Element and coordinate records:
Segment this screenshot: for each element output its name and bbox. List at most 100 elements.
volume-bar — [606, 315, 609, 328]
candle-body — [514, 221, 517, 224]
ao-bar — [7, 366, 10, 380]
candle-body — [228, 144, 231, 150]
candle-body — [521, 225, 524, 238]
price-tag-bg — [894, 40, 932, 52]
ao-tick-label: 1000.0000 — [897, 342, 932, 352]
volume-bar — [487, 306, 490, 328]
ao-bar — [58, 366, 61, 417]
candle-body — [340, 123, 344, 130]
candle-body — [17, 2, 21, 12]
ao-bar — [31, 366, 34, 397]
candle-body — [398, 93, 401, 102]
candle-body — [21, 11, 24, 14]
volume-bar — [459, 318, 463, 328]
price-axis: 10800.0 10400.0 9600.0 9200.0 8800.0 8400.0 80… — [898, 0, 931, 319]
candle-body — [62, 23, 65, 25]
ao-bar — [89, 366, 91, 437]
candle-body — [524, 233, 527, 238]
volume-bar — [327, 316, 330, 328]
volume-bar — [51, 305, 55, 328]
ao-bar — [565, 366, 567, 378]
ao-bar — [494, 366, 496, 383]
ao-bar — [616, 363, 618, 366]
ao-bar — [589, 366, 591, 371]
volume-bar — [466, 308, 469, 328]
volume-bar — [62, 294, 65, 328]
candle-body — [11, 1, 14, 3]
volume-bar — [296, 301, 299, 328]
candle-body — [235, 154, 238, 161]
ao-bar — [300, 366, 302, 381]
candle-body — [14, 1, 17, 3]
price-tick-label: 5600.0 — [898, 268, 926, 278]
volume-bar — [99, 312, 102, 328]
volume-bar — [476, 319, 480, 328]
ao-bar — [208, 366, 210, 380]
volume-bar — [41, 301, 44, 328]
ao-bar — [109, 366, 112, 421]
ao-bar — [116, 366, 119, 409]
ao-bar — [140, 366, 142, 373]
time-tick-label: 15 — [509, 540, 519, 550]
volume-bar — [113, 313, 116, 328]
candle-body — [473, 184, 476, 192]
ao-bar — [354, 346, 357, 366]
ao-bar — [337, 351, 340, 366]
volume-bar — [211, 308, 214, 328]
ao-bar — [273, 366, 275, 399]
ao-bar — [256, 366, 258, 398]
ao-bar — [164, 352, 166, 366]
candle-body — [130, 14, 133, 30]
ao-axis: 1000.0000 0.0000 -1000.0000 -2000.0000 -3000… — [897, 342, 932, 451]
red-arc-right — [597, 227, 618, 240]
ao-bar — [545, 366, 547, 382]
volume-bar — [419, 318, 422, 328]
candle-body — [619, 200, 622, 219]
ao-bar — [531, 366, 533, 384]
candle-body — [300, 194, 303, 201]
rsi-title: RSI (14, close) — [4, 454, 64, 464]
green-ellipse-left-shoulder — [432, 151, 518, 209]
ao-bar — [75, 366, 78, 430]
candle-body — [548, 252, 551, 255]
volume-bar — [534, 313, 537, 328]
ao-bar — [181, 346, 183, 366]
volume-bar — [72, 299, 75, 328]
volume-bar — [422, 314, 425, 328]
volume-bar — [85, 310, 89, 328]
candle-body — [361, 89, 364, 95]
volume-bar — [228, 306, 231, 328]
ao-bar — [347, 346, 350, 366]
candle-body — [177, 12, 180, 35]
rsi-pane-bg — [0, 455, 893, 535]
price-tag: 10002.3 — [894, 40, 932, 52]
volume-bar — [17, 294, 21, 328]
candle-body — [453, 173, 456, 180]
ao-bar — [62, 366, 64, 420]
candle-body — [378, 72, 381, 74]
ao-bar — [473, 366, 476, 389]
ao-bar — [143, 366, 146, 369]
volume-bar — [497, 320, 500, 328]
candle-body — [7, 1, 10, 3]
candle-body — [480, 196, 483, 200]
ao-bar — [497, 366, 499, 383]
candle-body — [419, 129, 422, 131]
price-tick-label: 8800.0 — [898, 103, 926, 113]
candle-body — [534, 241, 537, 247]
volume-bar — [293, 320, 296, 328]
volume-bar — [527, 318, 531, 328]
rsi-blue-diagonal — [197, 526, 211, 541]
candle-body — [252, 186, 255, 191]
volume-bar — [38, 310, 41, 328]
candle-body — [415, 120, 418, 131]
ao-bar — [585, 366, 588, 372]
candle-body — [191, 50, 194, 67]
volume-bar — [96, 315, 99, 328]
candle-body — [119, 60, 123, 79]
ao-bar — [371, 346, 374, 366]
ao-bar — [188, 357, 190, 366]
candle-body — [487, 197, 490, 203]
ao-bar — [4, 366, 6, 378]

## TASK PROMPT
Arrange the lines above as a JSON list of strings, one string per line, leaving out any blank lines.

## TASK OUTPUT
[
  "Segment this screenshot: for each element output its name and bbox. List at most 100 elements.",
  "volume-bar — [606, 315, 609, 328]",
  "candle-body — [514, 221, 517, 224]",
  "ao-bar — [7, 366, 10, 380]",
  "candle-body — [228, 144, 231, 150]",
  "candle-body — [521, 225, 524, 238]",
  "price-tag-bg — [894, 40, 932, 52]",
  "ao-tick-label: 1000.0000 — [897, 342, 932, 352]",
  "volume-bar — [487, 306, 490, 328]",
  "ao-bar — [58, 366, 61, 417]",
  "candle-body — [340, 123, 344, 130]",
  "candle-body — [17, 2, 21, 12]",
  "ao-bar — [31, 366, 34, 397]",
  "candle-body — [398, 93, 401, 102]",
  "candle-body — [21, 11, 24, 14]",
  "volume-bar — [459, 318, 463, 328]",
  "price-axis: 10800.0 10400.0 9600.0 9200.0 8800.0 8400.0 80… — [898, 0, 931, 319]",
  "candle-body — [62, 23, 65, 25]",
  "ao-bar — [89, 366, 91, 437]",
  "candle-body — [524, 233, 527, 238]",
  "volume-bar — [327, 316, 330, 328]",
  "volume-bar — [51, 305, 55, 328]",
  "ao-bar — [565, 366, 567, 378]",
  "ao-bar — [494, 366, 496, 383]",
  "ao-bar — [616, 363, 618, 366]",
  "ao-bar — [589, 366, 591, 371]",
  "volume-bar — [466, 308, 469, 328]",
  "volume-bar — [62, 294, 65, 328]",
  "candle-body — [11, 1, 14, 3]",
  "volume-bar — [296, 301, 299, 328]",
  "candle-body — [235, 154, 238, 161]",
  "ao-bar — [300, 366, 302, 381]",
  "candle-body — [14, 1, 17, 3]",
  "price-tick-label: 5600.0 — [898, 268, 926, 278]",
  "volume-bar — [99, 312, 102, 328]",
  "volume-bar — [476, 319, 480, 328]",
  "ao-bar — [208, 366, 210, 380]",
  "volume-bar — [41, 301, 44, 328]",
  "ao-bar — [109, 366, 112, 421]",
  "ao-bar — [116, 366, 119, 409]",
  "ao-bar — [140, 366, 142, 373]",
  "time-tick-label: 15 — [509, 540, 519, 550]",
  "volume-bar — [113, 313, 116, 328]",
  "candle-body — [473, 184, 476, 192]",
  "ao-bar — [354, 346, 357, 366]",
  "ao-bar — [337, 351, 340, 366]",
  "volume-bar — [211, 308, 214, 328]",
  "ao-bar — [273, 366, 275, 399]",
  "ao-bar — [256, 366, 258, 398]",
  "ao-bar — [164, 352, 166, 366]",
  "candle-body — [130, 14, 133, 30]",
  "ao-axis: 1000.0000 0.0000 -1000.0000 -2000.0000 -3000… — [897, 342, 932, 451]",
  "red-arc-right — [597, 227, 618, 240]",
  "ao-bar — [545, 366, 547, 382]",
  "volume-bar — [419, 318, 422, 328]",
  "candle-body — [619, 200, 622, 219]",
  "ao-bar — [531, 366, 533, 384]",
  "candle-body — [300, 194, 303, 201]",
  "rsi-title: RSI (14, close) — [4, 454, 64, 464]",
  "green-ellipse-left-shoulder — [432, 151, 518, 209]",
  "ao-bar — [75, 366, 78, 430]",
  "candle-body — [548, 252, 551, 255]",
  "volume-bar — [534, 313, 537, 328]",
  "ao-bar — [181, 346, 183, 366]",
  "volume-bar — [72, 299, 75, 328]",
  "volume-bar — [422, 314, 425, 328]",
  "volume-bar — [85, 310, 89, 328]",
  "candle-body — [361, 89, 364, 95]",
  "volume-bar — [228, 306, 231, 328]",
  "ao-bar — [347, 346, 350, 366]",
  "candle-body — [177, 12, 180, 35]",
  "rsi-pane-bg — [0, 455, 893, 535]",
  "price-tag: 10002.3 — [894, 40, 932, 52]",
  "volume-bar — [17, 294, 21, 328]",
  "candle-body — [453, 173, 456, 180]",
  "ao-bar — [62, 366, 64, 420]",
  "candle-body — [378, 72, 381, 74]",
  "ao-bar — [473, 366, 476, 389]",
  "ao-bar — [143, 366, 146, 369]",
  "volume-bar — [497, 320, 500, 328]",
  "candle-body — [7, 1, 10, 3]",
  "candle-body — [480, 196, 483, 200]",
  "ao-bar — [497, 366, 499, 383]",
  "candle-body — [419, 129, 422, 131]",
  "price-tick-label: 8800.0 — [898, 103, 926, 113]",
  "candle-body — [534, 241, 537, 247]",
  "volume-bar — [293, 320, 296, 328]",
  "volume-bar — [527, 318, 531, 328]",
  "rsi-blue-diagonal — [197, 526, 211, 541]",
  "candle-body — [252, 186, 255, 191]",
  "volume-bar — [38, 310, 41, 328]",
  "candle-body — [415, 120, 418, 131]",
  "ao-bar — [585, 366, 588, 372]",
  "candle-body — [191, 50, 194, 67]",
  "volume-bar — [96, 315, 99, 328]",
  "candle-body — [119, 60, 123, 79]",
  "ao-bar — [371, 346, 374, 366]",
  "ao-bar — [188, 357, 190, 366]",
  "candle-body — [487, 197, 490, 203]",
  "ao-bar — [4, 366, 6, 378]"
]